Exercise aim:
Using the data below, copy each line that includes the word "Chris".

-- BEGIN Data lines --

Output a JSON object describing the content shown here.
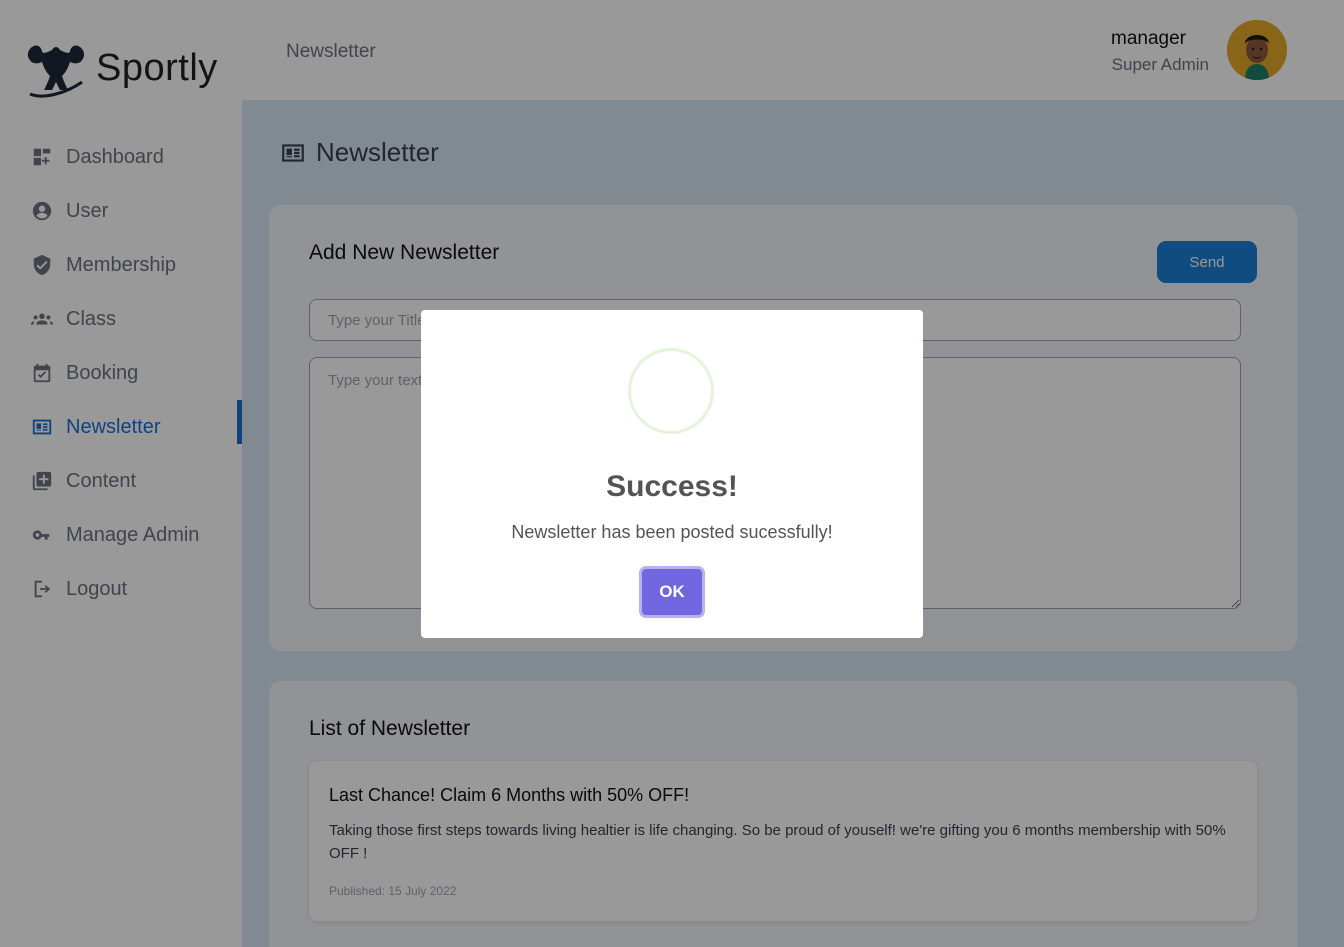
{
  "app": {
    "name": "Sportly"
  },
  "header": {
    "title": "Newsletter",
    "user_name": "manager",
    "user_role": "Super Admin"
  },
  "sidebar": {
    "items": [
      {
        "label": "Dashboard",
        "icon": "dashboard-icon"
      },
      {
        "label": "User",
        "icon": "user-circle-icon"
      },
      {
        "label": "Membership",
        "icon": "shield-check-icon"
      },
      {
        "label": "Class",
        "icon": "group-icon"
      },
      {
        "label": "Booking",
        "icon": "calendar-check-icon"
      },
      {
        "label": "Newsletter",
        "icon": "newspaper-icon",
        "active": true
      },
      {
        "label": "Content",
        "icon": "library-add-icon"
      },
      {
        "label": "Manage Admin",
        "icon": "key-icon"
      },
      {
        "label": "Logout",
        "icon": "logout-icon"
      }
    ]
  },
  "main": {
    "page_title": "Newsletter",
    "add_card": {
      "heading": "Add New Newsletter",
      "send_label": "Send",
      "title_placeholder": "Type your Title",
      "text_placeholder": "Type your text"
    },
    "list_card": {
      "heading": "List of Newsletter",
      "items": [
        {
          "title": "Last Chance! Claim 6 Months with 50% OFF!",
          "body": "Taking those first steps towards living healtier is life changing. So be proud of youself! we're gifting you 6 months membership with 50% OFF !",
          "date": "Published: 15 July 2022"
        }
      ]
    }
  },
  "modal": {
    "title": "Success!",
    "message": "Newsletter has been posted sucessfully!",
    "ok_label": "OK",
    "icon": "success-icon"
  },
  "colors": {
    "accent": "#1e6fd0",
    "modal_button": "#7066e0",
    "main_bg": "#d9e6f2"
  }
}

-- END Data lines --
-- BEGIN Data lines --

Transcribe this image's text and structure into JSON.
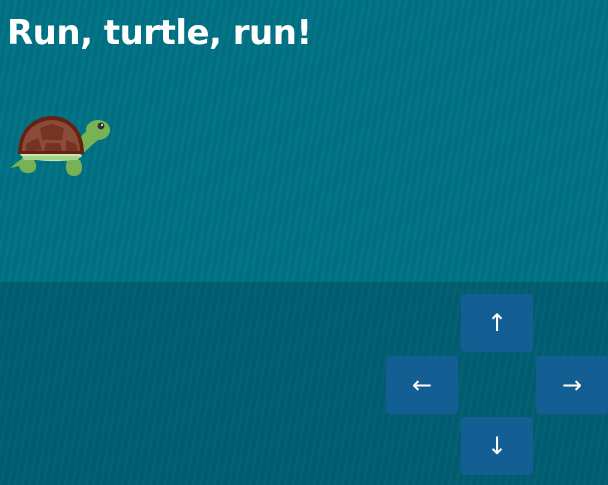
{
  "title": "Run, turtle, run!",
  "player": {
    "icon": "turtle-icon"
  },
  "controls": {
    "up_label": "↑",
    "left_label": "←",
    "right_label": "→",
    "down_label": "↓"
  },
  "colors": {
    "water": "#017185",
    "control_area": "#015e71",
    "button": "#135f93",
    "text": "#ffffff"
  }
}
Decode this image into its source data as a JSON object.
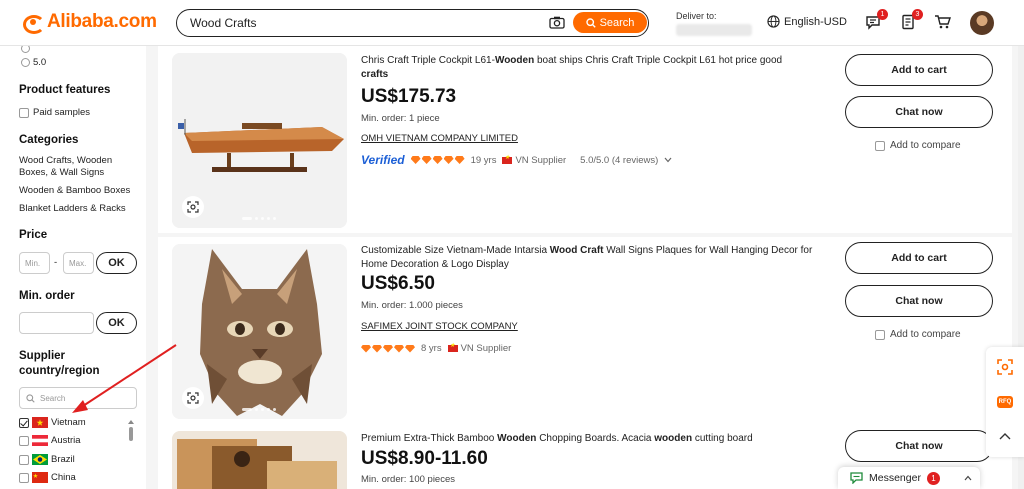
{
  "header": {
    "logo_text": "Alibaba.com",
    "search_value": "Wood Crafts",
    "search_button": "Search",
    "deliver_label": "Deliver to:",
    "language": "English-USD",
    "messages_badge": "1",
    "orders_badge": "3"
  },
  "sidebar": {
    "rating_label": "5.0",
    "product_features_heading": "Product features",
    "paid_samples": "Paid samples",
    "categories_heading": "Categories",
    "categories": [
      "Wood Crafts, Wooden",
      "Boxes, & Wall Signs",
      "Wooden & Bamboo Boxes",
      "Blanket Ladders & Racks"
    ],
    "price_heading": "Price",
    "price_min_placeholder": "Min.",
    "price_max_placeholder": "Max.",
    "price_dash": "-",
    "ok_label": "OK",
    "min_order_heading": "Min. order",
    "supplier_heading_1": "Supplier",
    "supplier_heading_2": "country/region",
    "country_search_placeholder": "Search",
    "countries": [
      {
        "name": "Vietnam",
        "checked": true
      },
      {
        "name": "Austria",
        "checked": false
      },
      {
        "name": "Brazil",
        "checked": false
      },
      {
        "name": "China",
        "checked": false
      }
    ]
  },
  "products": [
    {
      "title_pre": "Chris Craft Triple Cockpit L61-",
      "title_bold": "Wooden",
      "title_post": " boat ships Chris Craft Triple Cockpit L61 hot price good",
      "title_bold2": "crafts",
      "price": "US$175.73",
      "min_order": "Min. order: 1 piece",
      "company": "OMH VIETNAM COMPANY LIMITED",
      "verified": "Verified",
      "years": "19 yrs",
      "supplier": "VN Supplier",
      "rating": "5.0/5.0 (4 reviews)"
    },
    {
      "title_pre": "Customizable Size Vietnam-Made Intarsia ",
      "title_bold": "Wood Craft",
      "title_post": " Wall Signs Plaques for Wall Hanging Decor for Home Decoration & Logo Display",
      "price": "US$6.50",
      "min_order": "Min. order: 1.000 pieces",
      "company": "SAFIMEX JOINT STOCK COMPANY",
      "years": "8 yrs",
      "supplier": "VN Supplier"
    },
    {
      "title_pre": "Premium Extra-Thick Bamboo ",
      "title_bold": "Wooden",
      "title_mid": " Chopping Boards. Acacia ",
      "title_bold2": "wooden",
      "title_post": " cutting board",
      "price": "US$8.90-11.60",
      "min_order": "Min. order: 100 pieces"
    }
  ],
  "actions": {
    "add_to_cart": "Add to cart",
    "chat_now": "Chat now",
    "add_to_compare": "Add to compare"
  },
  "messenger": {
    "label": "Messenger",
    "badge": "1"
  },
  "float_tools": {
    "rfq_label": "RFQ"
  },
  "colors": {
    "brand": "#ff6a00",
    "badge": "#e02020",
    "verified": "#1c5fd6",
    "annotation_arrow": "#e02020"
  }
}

-- END Data lines --

Solution to this exercise:
      "title_pre": "Chris Craft Triple Cockpit L61-",
      "title_post": " boat ships Chris Craft Triple Cockpit L61 hot price good",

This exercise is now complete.